WHAT NEEDS TO BE DONE:
List every line in this data where the string "image" occurs.

-- MATERIAL FOR THIS EXERCISE start --

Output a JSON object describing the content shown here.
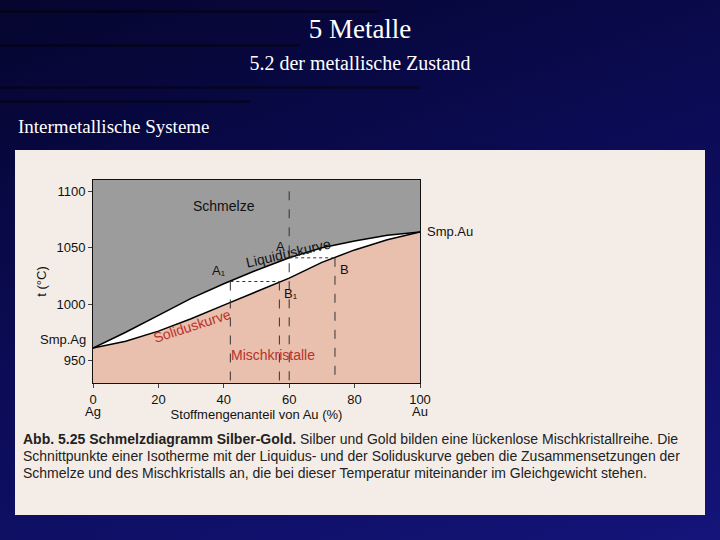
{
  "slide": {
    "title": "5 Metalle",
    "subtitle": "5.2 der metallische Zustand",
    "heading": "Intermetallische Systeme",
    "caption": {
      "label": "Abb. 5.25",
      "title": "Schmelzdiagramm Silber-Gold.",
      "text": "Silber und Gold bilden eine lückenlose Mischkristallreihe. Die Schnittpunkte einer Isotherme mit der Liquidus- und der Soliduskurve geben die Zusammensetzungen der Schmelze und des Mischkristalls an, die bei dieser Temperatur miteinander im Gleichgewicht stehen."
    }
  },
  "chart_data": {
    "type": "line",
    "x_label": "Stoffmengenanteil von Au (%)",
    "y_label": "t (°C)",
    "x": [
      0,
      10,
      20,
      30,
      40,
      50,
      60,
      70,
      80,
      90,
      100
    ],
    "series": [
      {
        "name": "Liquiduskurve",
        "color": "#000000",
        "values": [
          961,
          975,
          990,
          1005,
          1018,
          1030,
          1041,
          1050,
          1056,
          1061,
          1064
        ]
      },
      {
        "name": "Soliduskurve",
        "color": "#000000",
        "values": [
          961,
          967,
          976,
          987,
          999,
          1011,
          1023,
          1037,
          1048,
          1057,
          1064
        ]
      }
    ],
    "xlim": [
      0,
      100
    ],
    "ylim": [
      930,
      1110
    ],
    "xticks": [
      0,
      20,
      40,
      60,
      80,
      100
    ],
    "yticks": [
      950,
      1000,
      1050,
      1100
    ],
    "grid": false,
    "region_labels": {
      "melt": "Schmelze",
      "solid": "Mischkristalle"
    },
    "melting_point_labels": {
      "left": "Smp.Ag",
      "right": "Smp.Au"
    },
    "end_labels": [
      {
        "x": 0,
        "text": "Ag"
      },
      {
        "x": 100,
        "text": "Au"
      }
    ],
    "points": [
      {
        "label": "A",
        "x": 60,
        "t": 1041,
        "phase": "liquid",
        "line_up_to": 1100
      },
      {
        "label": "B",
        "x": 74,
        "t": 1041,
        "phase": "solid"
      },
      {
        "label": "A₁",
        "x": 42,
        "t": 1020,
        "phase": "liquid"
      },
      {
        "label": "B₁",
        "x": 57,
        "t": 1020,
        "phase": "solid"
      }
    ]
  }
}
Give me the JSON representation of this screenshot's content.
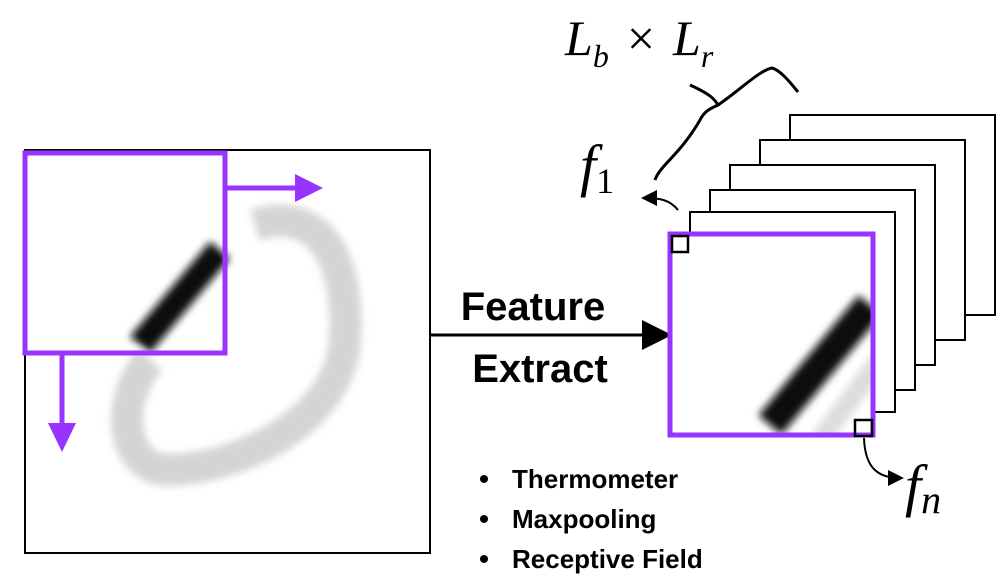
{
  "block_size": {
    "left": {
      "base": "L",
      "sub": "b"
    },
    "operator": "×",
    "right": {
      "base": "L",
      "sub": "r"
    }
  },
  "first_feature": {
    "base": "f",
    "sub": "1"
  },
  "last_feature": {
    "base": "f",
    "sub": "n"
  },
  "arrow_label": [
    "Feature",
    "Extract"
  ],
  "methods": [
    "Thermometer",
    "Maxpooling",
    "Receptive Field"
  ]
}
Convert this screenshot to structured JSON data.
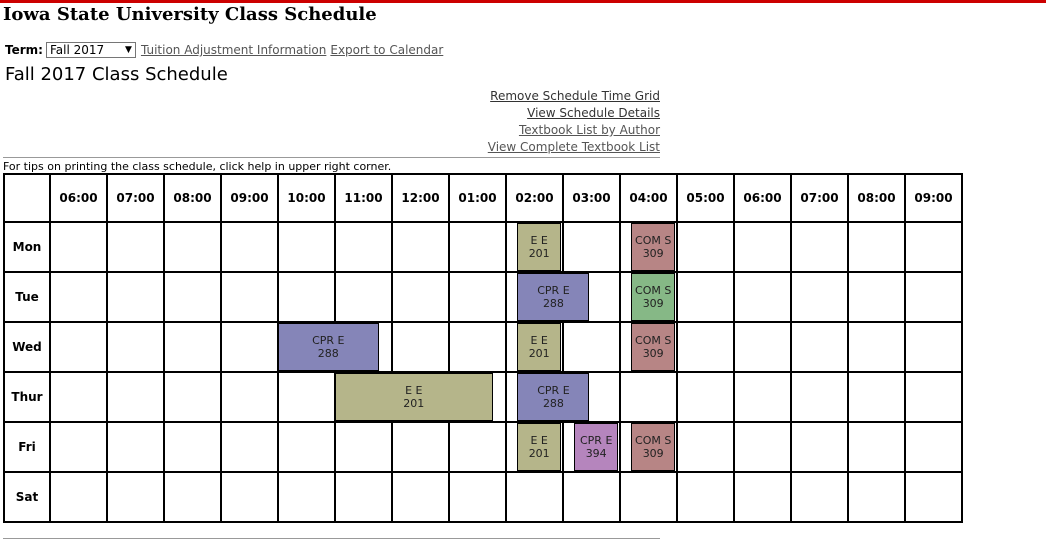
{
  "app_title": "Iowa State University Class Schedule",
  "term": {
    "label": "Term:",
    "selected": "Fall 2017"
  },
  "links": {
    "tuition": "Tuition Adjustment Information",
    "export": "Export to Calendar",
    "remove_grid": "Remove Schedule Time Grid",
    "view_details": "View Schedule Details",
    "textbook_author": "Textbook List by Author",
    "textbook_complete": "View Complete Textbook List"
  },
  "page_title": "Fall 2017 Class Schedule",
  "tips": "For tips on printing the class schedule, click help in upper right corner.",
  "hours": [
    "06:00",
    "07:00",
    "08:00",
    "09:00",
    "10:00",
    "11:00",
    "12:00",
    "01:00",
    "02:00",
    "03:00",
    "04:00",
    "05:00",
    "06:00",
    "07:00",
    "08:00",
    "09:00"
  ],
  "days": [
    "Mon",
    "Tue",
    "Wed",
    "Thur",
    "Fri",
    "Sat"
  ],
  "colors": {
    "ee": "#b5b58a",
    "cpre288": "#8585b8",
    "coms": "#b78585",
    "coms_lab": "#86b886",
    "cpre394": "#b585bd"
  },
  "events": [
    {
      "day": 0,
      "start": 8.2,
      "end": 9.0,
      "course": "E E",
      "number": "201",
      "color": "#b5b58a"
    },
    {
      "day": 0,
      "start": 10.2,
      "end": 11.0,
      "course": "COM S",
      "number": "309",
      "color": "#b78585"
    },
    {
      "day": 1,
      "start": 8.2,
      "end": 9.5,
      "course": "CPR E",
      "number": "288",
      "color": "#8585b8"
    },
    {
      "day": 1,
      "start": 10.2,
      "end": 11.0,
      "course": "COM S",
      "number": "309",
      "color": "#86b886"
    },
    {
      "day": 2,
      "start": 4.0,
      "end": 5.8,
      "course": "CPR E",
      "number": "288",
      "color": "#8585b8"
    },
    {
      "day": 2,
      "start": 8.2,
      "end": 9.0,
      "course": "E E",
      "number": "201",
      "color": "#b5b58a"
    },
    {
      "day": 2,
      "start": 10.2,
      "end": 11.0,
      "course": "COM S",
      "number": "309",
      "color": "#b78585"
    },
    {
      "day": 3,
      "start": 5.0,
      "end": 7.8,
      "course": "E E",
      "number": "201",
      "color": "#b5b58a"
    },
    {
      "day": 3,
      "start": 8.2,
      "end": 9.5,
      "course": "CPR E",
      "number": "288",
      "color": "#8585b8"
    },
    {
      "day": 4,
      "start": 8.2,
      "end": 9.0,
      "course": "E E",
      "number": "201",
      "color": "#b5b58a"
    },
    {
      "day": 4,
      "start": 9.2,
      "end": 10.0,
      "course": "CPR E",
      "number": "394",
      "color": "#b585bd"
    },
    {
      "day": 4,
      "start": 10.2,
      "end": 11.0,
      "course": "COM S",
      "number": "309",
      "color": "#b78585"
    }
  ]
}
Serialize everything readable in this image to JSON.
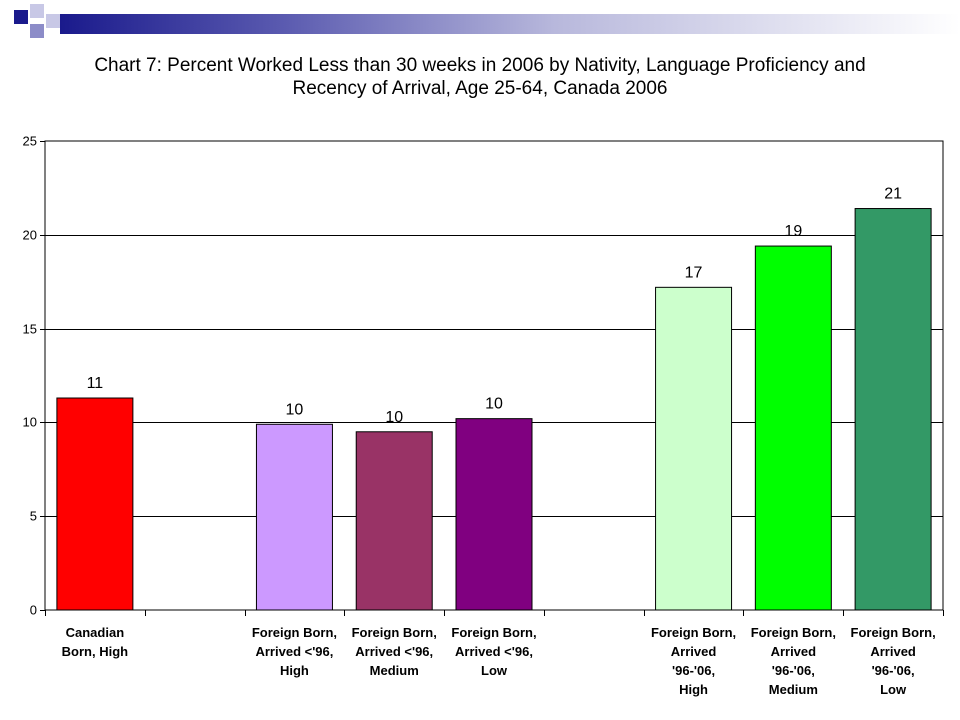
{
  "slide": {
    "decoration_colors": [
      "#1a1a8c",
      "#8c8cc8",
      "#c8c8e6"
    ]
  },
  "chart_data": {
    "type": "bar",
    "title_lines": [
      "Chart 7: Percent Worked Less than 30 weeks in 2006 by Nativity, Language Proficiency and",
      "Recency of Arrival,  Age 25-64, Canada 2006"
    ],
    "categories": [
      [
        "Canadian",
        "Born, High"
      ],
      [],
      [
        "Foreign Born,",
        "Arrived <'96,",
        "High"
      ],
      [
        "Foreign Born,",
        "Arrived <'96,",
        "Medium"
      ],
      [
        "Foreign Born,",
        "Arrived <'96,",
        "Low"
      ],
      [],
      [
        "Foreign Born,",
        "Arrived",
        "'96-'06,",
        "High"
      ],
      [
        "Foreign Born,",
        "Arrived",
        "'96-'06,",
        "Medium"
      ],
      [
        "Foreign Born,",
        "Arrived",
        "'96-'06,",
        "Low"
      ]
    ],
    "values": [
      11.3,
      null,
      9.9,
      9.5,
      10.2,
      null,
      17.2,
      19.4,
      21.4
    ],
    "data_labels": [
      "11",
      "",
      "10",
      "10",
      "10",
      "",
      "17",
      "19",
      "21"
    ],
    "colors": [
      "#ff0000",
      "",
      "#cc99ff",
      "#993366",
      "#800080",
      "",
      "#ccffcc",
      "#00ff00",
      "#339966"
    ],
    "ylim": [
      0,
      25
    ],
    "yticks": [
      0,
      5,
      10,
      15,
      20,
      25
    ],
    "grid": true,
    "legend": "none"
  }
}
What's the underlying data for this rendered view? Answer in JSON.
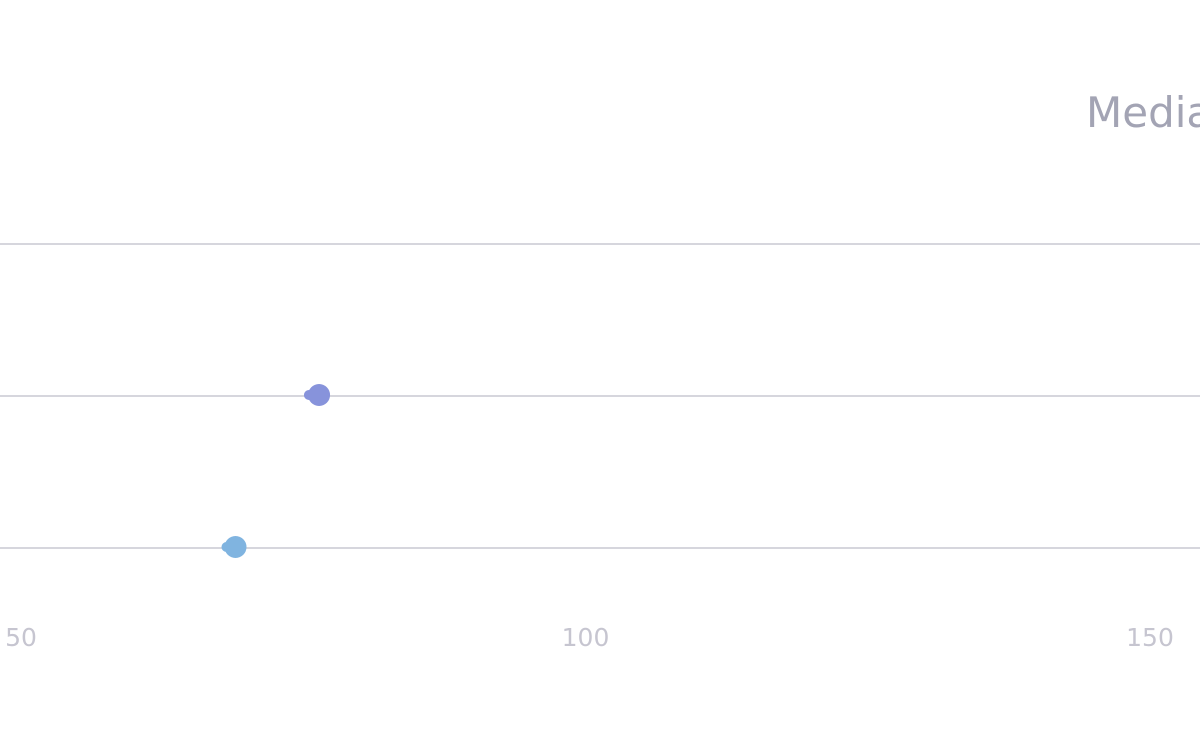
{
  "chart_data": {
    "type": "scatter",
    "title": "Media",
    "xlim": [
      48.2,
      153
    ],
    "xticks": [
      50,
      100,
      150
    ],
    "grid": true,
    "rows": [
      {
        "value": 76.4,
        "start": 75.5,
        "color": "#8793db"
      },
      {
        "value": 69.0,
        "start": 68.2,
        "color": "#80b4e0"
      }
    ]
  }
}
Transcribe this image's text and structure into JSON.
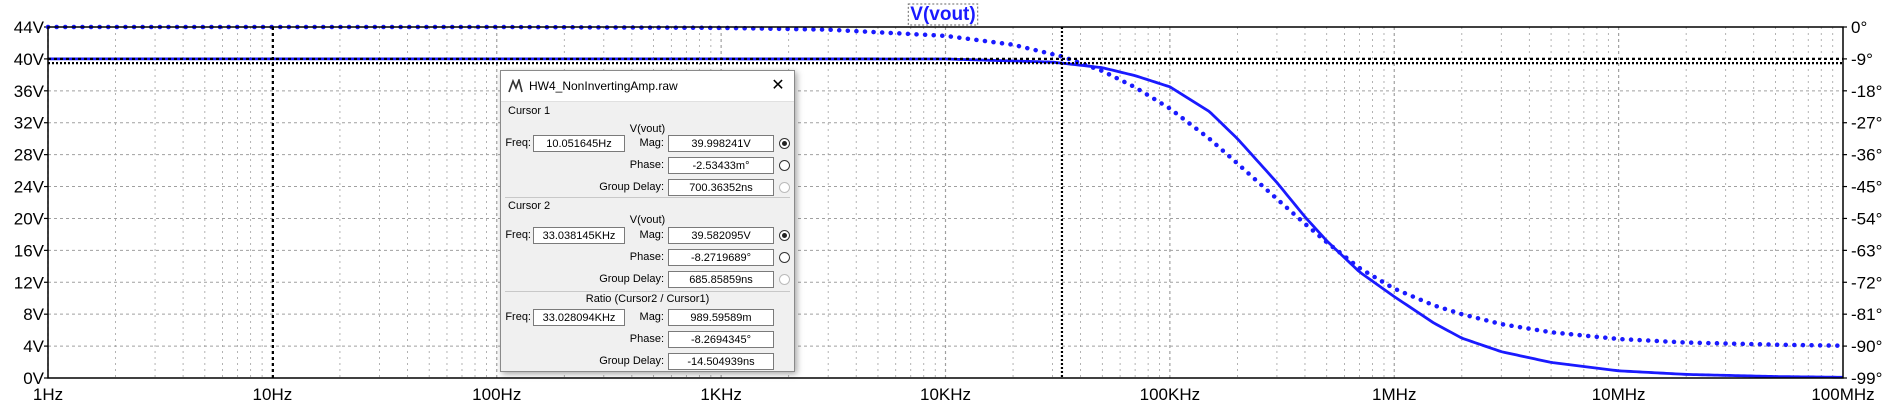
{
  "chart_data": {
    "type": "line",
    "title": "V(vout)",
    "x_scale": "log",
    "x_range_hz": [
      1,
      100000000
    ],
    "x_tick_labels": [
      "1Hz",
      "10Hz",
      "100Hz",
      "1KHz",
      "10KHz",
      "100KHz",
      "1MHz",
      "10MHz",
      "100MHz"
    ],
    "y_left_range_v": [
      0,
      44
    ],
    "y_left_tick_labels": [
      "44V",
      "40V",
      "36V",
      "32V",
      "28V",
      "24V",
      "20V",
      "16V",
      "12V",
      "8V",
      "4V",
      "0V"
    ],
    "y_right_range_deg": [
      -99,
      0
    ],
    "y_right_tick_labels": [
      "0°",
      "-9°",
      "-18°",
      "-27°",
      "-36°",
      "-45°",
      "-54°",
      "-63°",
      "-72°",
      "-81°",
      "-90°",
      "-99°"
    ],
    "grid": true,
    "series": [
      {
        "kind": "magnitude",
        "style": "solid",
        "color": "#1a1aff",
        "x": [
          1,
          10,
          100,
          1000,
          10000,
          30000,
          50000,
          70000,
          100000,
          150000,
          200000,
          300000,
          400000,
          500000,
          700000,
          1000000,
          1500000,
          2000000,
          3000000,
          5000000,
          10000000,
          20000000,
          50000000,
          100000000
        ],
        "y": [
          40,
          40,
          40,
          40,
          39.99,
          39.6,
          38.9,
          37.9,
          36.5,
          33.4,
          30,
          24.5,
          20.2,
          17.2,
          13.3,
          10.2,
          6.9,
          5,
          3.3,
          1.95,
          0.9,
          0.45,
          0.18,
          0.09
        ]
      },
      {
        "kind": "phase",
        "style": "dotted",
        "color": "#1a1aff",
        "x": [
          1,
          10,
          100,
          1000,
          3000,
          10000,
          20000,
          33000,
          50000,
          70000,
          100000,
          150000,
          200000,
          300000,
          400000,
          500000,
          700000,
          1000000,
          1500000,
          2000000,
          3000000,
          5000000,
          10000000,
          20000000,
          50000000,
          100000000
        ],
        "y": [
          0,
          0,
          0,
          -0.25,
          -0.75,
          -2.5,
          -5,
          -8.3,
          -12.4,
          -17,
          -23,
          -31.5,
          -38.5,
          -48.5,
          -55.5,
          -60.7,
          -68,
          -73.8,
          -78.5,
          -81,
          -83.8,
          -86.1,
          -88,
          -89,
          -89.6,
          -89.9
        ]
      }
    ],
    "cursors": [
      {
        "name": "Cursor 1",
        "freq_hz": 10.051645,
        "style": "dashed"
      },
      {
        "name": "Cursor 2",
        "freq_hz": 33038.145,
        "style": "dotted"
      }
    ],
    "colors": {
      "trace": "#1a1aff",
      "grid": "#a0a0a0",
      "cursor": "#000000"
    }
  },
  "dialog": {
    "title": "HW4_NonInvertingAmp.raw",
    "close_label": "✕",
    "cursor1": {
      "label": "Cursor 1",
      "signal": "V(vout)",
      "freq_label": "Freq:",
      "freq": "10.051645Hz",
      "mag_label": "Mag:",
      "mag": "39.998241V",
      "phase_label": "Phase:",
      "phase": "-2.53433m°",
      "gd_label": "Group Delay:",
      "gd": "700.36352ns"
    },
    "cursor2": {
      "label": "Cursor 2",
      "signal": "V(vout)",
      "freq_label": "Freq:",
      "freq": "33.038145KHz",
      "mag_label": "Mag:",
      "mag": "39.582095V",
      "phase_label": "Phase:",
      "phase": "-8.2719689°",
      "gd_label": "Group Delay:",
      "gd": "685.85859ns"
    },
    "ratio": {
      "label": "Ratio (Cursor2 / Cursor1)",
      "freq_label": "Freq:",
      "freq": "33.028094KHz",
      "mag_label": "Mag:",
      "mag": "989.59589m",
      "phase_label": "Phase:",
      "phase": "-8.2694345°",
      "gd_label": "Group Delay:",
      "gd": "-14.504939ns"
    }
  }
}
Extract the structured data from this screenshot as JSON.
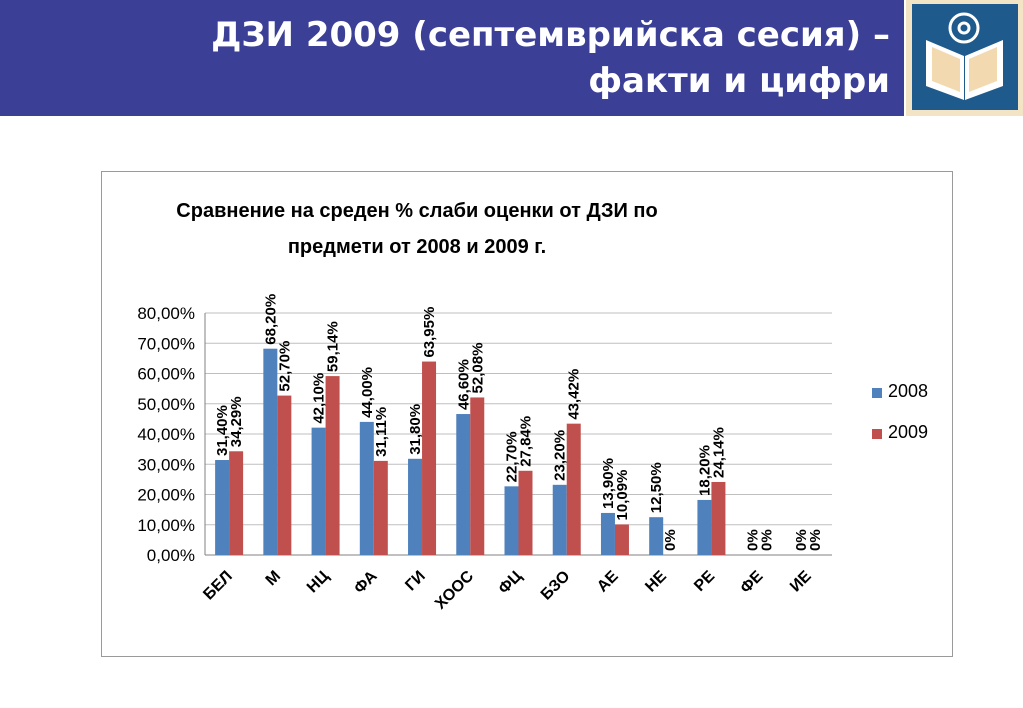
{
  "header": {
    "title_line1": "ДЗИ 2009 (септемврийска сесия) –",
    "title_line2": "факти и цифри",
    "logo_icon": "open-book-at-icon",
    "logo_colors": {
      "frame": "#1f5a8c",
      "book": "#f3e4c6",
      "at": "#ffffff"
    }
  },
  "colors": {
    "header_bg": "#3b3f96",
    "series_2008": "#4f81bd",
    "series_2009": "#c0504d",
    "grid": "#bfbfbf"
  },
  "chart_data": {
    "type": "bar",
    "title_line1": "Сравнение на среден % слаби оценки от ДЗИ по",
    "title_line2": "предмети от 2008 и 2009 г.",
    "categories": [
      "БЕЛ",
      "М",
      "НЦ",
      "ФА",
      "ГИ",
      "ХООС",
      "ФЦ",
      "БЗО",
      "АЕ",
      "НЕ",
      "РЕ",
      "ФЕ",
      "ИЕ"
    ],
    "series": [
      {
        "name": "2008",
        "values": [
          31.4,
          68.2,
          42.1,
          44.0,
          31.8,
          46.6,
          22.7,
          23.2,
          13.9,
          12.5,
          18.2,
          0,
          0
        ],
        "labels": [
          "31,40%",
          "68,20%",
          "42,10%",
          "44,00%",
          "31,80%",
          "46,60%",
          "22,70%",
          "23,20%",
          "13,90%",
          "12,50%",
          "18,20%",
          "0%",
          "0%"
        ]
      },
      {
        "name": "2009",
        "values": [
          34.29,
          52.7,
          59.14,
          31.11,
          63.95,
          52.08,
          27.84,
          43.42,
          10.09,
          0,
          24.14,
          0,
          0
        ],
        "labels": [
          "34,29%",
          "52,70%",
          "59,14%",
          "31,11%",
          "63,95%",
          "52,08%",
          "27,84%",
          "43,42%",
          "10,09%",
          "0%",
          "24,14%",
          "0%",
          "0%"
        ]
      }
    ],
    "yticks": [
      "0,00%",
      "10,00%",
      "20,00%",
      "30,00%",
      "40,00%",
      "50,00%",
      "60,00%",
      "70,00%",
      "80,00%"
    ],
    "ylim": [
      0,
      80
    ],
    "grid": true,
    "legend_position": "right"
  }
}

-- MATERIAL FOR THIS EXERCISE end --

RESULT:
Serialize everything readable in this image to JSON.
Transcribe this image's text and structure into JSON.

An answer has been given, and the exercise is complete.